Exercise aim> Look for the string "oshiriladi" and copy every line that has it.

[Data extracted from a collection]
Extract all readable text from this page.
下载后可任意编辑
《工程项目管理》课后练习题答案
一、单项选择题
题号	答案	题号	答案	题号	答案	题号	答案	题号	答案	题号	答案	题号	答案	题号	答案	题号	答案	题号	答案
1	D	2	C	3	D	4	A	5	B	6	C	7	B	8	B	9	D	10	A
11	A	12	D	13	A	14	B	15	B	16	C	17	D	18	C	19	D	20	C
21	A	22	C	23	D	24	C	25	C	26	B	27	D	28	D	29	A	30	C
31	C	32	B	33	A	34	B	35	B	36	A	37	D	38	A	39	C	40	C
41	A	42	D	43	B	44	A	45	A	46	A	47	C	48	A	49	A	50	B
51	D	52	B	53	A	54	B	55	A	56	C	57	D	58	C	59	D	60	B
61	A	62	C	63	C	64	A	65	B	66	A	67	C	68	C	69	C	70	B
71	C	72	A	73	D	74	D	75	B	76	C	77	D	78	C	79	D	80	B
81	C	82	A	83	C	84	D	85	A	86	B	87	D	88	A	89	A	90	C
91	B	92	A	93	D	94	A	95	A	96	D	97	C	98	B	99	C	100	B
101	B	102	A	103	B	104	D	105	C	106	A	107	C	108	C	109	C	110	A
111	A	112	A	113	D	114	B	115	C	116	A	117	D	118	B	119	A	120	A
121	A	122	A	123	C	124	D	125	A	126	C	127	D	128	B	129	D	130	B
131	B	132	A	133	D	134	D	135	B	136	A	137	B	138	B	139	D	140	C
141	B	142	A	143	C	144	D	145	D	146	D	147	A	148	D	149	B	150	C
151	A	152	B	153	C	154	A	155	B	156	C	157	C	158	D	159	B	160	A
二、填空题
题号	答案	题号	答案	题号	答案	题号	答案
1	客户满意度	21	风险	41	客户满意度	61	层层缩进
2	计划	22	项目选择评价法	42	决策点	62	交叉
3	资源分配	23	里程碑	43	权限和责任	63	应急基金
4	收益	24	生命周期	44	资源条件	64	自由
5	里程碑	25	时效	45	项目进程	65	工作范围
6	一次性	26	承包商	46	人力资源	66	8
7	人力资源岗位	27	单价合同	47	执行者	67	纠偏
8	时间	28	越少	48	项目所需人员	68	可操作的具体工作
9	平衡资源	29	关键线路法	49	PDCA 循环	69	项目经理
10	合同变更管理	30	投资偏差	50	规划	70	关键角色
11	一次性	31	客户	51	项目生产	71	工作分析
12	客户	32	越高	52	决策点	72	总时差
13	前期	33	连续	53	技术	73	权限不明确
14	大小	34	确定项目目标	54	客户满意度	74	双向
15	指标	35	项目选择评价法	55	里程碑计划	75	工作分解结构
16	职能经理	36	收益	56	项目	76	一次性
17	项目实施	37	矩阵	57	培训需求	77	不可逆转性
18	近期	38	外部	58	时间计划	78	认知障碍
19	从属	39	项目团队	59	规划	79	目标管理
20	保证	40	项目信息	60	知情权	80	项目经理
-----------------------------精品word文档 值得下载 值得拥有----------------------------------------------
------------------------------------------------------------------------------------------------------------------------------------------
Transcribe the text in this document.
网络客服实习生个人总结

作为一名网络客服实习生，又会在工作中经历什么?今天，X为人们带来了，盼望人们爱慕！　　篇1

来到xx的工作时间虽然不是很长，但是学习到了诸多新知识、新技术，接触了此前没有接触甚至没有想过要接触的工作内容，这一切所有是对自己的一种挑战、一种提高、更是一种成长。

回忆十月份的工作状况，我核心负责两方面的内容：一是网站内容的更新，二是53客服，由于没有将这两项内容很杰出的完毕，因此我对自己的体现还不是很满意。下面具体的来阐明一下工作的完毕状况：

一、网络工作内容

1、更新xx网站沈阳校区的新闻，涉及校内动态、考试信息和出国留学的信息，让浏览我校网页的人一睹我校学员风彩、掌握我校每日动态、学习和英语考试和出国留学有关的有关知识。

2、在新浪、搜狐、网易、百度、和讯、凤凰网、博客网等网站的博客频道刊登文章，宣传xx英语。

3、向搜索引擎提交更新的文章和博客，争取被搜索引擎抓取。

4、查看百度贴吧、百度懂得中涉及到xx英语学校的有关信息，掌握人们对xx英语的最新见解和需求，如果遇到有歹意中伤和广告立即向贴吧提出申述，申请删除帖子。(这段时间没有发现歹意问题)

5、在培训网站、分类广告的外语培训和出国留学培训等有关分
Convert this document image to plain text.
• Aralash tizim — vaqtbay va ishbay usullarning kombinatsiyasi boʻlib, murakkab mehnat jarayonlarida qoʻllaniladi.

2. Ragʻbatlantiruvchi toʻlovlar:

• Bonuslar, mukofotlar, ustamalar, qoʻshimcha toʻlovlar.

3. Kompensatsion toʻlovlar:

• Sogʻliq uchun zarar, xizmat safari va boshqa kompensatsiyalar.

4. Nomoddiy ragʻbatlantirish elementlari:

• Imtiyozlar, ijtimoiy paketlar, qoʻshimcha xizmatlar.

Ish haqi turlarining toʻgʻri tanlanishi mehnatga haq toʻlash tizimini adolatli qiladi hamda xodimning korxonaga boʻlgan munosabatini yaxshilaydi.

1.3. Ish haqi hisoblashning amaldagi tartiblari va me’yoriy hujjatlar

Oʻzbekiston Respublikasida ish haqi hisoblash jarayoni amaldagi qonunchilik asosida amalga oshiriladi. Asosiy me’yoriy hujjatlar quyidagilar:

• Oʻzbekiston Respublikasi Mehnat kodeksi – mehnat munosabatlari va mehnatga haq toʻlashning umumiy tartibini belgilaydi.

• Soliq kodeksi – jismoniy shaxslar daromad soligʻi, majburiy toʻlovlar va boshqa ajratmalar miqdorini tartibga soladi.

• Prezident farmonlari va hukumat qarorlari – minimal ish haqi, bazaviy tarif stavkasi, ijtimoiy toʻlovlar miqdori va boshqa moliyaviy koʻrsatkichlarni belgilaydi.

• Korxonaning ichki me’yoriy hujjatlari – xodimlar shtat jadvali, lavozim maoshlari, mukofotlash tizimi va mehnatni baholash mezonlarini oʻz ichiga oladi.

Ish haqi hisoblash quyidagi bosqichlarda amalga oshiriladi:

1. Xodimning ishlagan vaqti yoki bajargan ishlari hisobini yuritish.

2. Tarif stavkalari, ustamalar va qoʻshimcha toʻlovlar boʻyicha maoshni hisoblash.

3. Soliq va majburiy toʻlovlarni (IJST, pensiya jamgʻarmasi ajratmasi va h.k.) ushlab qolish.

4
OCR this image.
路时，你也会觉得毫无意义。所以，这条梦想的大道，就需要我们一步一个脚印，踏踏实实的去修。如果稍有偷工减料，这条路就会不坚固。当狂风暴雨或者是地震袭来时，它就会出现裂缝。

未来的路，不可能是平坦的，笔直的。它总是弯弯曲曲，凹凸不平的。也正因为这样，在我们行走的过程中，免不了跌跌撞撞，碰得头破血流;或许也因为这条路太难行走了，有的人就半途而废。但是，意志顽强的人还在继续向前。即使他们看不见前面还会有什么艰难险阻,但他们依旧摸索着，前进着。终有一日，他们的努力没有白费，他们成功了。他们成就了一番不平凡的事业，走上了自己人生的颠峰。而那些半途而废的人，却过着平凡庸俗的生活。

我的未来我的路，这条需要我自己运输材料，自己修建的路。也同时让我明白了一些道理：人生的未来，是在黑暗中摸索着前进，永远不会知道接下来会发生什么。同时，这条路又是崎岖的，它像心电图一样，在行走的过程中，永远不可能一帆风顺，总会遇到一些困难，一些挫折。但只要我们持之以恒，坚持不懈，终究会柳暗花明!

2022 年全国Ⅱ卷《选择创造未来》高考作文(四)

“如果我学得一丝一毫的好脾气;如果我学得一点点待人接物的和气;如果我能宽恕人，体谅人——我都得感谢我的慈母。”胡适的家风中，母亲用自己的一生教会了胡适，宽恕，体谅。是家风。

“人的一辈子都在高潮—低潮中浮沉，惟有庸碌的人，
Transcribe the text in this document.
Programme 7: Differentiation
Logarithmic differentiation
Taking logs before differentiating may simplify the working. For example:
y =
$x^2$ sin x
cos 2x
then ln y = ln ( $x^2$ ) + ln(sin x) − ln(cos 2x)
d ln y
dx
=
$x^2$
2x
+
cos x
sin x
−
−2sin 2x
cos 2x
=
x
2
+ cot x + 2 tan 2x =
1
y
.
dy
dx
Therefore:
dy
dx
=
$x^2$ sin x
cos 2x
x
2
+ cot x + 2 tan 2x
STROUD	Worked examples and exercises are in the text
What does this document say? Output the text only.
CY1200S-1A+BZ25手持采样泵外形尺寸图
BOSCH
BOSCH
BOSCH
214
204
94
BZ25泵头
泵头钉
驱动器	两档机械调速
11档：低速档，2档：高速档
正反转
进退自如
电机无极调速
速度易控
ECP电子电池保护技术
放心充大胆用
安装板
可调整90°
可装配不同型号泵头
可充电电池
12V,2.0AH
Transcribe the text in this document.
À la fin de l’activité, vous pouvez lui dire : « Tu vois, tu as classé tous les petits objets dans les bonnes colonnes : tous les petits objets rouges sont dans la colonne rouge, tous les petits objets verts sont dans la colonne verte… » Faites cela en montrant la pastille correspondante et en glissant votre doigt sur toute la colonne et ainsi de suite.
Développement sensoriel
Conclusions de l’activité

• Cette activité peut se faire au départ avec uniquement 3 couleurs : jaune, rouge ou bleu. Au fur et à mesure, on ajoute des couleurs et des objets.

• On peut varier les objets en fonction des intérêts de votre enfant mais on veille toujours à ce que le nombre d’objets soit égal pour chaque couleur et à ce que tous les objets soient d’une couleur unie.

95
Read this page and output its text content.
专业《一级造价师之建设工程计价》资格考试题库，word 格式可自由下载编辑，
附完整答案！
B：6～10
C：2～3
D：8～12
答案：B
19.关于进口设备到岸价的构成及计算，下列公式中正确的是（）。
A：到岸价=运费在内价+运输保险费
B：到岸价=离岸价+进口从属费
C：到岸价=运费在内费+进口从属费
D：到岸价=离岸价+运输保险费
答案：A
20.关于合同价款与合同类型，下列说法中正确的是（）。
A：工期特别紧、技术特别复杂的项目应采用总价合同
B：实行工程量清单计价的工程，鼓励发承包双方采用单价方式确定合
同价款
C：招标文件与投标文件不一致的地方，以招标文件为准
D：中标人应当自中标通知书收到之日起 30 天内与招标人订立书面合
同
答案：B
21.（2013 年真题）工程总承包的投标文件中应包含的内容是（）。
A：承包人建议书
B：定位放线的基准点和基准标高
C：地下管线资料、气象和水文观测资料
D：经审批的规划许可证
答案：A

Answer to this task>
Oʻzbekiston Respublikasida ish haqi hisoblash jarayoni amaldagi qonunchilik asosida amalga oshiriladi. Asosiy me’yoriy hujjatlar quyidagilar:
Ish haqi hisoblash quyidagi bosqichlarda amalga oshiriladi:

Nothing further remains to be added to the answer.